TO DO: Copy every entry word for word, but skip the pictures.

DATA EXTRACT:

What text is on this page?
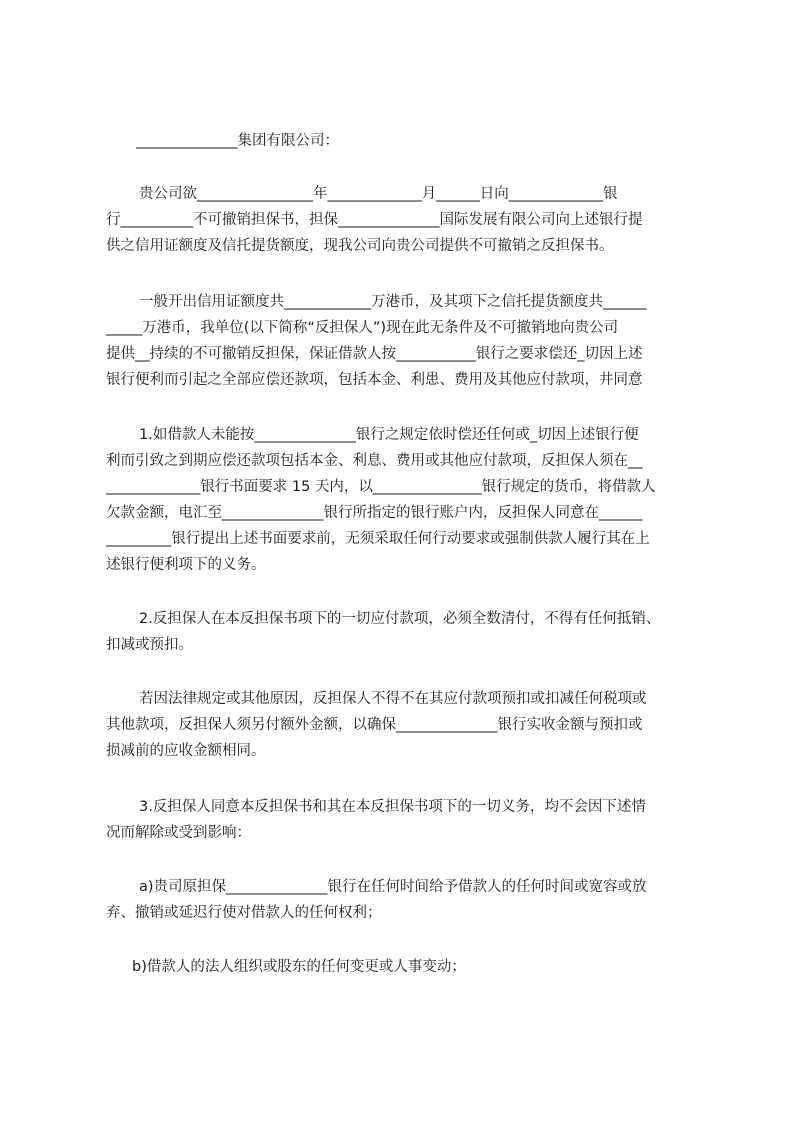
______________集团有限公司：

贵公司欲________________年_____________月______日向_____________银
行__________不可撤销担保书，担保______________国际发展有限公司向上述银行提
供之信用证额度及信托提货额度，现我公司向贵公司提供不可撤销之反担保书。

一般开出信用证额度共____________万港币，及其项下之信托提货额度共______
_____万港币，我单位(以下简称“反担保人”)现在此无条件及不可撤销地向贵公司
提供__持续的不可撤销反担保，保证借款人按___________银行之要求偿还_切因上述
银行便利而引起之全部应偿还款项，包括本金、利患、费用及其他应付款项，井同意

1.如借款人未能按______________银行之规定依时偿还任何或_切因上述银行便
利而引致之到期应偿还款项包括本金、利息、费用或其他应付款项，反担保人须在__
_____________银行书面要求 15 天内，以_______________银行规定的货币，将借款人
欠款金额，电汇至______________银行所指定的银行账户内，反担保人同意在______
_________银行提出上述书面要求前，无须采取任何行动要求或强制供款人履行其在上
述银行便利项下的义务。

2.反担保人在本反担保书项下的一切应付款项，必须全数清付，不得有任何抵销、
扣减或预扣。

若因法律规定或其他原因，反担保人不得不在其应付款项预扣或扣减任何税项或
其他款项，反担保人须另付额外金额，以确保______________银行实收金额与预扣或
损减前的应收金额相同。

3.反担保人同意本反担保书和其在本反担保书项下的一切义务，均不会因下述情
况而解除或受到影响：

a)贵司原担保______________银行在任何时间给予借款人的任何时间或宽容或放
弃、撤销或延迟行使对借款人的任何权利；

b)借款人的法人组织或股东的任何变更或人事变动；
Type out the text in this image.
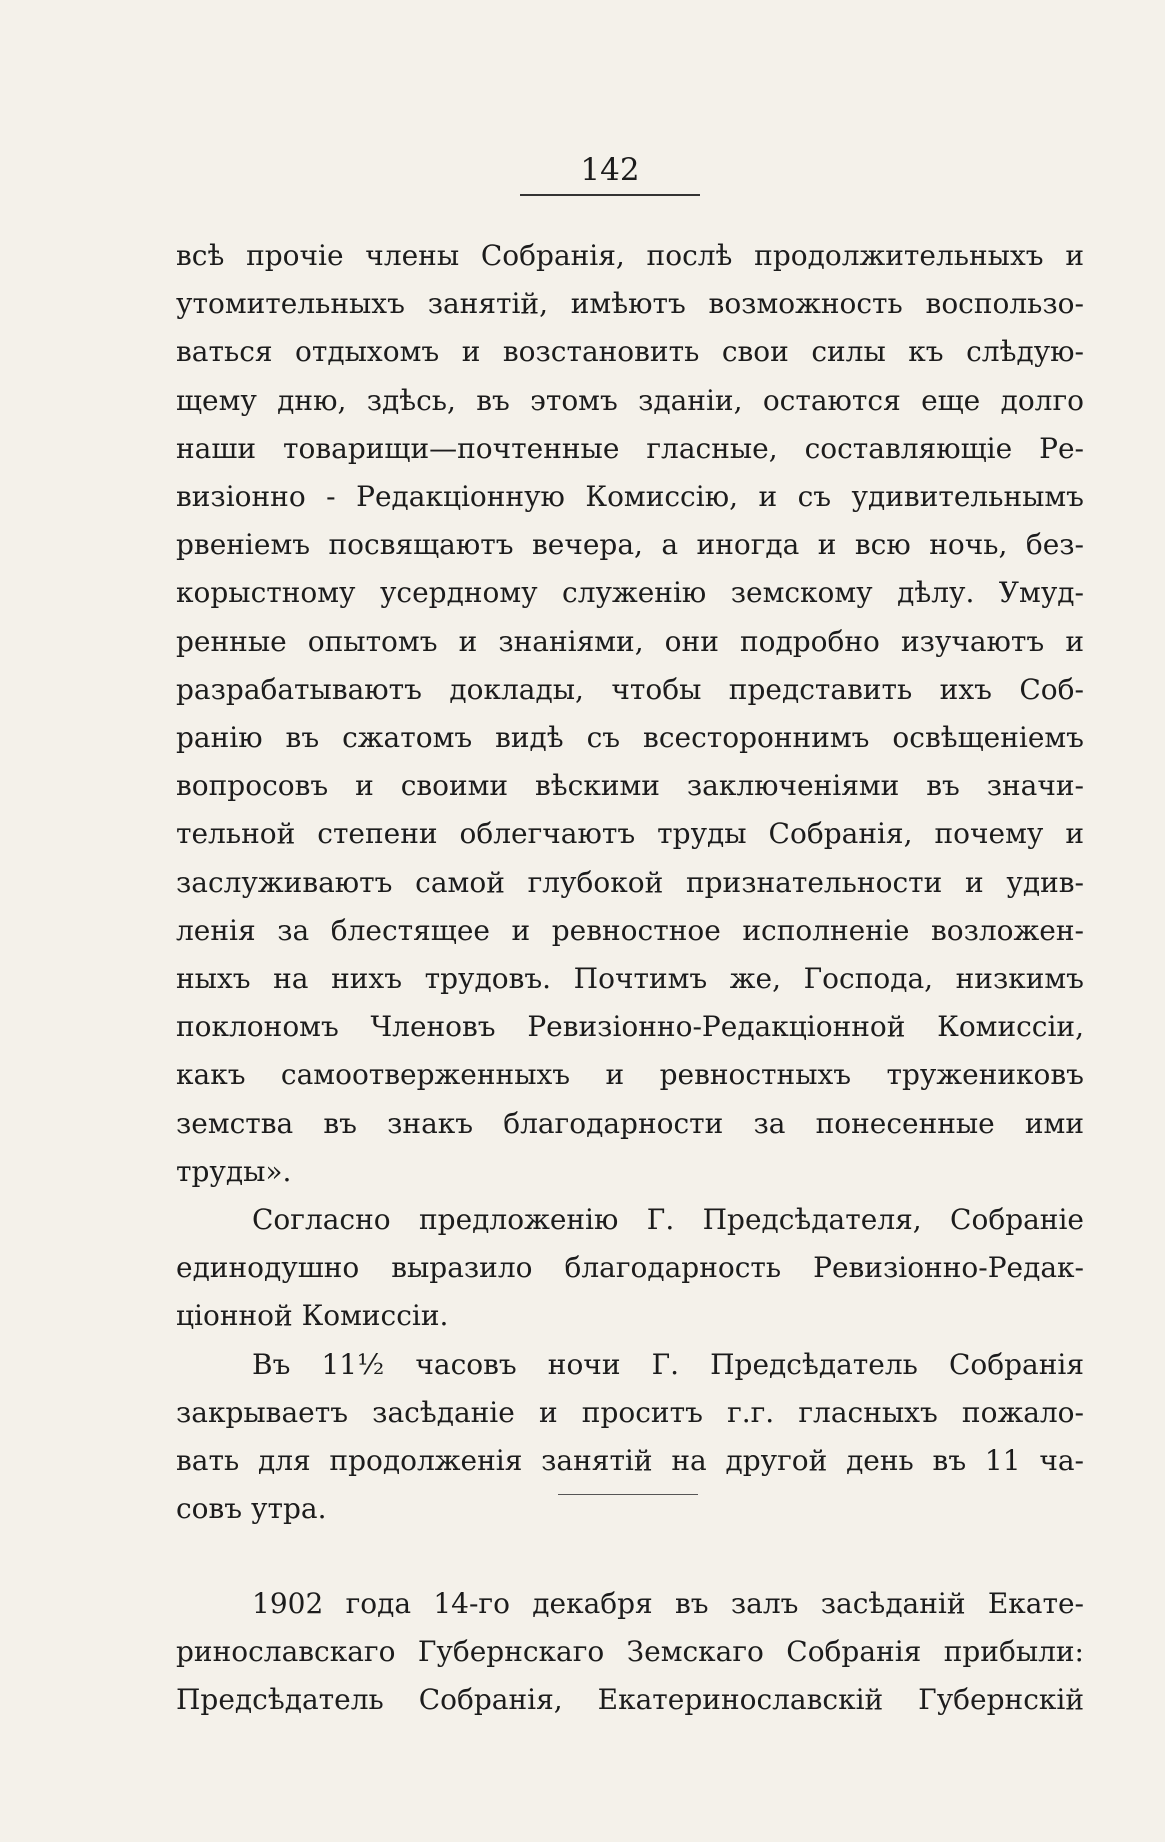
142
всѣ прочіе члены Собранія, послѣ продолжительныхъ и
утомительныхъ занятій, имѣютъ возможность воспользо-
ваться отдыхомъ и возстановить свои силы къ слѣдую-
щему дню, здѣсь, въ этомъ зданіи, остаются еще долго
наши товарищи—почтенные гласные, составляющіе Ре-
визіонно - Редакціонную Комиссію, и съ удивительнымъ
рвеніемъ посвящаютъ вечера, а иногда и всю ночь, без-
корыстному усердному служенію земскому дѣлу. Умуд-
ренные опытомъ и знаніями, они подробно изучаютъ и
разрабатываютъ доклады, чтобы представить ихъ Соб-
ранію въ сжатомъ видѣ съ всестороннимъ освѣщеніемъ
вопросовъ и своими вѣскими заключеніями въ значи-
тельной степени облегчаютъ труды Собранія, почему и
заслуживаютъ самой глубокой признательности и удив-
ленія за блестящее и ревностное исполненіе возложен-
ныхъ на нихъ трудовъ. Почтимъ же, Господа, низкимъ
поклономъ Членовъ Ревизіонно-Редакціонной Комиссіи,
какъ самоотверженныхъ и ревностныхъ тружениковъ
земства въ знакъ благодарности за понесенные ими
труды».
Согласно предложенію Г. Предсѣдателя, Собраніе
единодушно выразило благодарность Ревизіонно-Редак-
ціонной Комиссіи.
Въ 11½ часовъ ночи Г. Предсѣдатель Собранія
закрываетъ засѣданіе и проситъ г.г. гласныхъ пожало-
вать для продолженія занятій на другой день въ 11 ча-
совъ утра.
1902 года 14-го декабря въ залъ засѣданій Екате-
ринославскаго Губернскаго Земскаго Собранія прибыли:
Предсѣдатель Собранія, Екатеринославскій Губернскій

TASK OUTPUT:
What text is on this page?
______________集团有限公司：

贵公司欲________________年_____________月______日向_____________银
行__________不可撤销担保书，担保______________国际发展有限公司向上述银行提
供之信用证额度及信托提货额度，现我公司向贵公司提供不可撤销之反担保书。

一般开出信用证额度共____________万港币，及其项下之信托提货额度共______
_____万港币，我单位(以下简称“反担保人”)现在此无条件及不可撤销地向贵公司
提供__持续的不可撤销反担保，保证借款人按___________银行之要求偿还_切因上述
银行便利而引起之全部应偿还款项，包括本金、利患、费用及其他应付款项，井同意

1.如借款人未能按______________银行之规定依时偿还任何或_切因上述银行便
利而引致之到期应偿还款项包括本金、利息、费用或其他应付款项，反担保人须在__
_____________银行书面要求 15 天内，以_______________银行规定的货币，将借款人
欠款金额，电汇至______________银行所指定的银行账户内，反担保人同意在______
_________银行提出上述书面要求前，无须采取任何行动要求或强制供款人履行其在上
述银行便利项下的义务。

2.反担保人在本反担保书项下的一切应付款项，必须全数清付，不得有任何抵销、
扣减或预扣。

若因法律规定或其他原因，反担保人不得不在其应付款项预扣或扣减任何税项或
其他款项，反担保人须另付额外金额，以确保______________银行实收金额与预扣或
损减前的应收金额相同。

3.反担保人同意本反担保书和其在本反担保书项下的一切义务，均不会因下述情
况而解除或受到影响：

a)贵司原担保______________银行在任何时间给予借款人的任何时间或宽容或放
弃、撤销或延迟行使对借款人的任何权利；

b)借款人的法人组织或股东的任何变更或人事变动；
Type out the text in this image.
142
всѣ прочіе члены Собранія, послѣ продолжительныхъ и
утомительныхъ занятій, имѣютъ возможность воспользо-
ваться отдыхомъ и возстановить свои силы къ слѣдую-
щему дню, здѣсь, въ этомъ зданіи, остаются еще долго
наши товарищи—почтенные гласные, составляющіе Ре-
визіонно - Редакціонную Комиссію, и съ удивительнымъ
рвеніемъ посвящаютъ вечера, а иногда и всю ночь, без-
корыстному усердному служенію земскому дѣлу. Умуд-
ренные опытомъ и знаніями, они подробно изучаютъ и
разрабатываютъ доклады, чтобы представить ихъ Соб-
ранію въ сжатомъ видѣ съ всестороннимъ освѣщеніемъ
вопросовъ и своими вѣскими заключеніями въ значи-
тельной степени облегчаютъ труды Собранія, почему и
заслуживаютъ самой глубокой признательности и удив-
ленія за блестящее и ревностное исполненіе возложен-
ныхъ на нихъ трудовъ. Почтимъ же, Господа, низкимъ
поклономъ Членовъ Ревизіонно-Редакціонной Комиссіи,
какъ самоотверженныхъ и ревностныхъ тружениковъ
земства въ знакъ благодарности за понесенные ими
труды».
Согласно предложенію Г. Предсѣдателя, Собраніе
единодушно выразило благодарность Ревизіонно-Редак-
ціонной Комиссіи.
Въ 11½ часовъ ночи Г. Предсѣдатель Собранія
закрываетъ засѣданіе и проситъ г.г. гласныхъ пожало-
вать для продолженія занятій на другой день въ 11 ча-
совъ утра.
1902 года 14-го декабря въ залъ засѣданій Екате-
ринославскаго Губернскаго Земскаго Собранія прибыли:
Предсѣдатель Собранія, Екатеринославскій Губернскій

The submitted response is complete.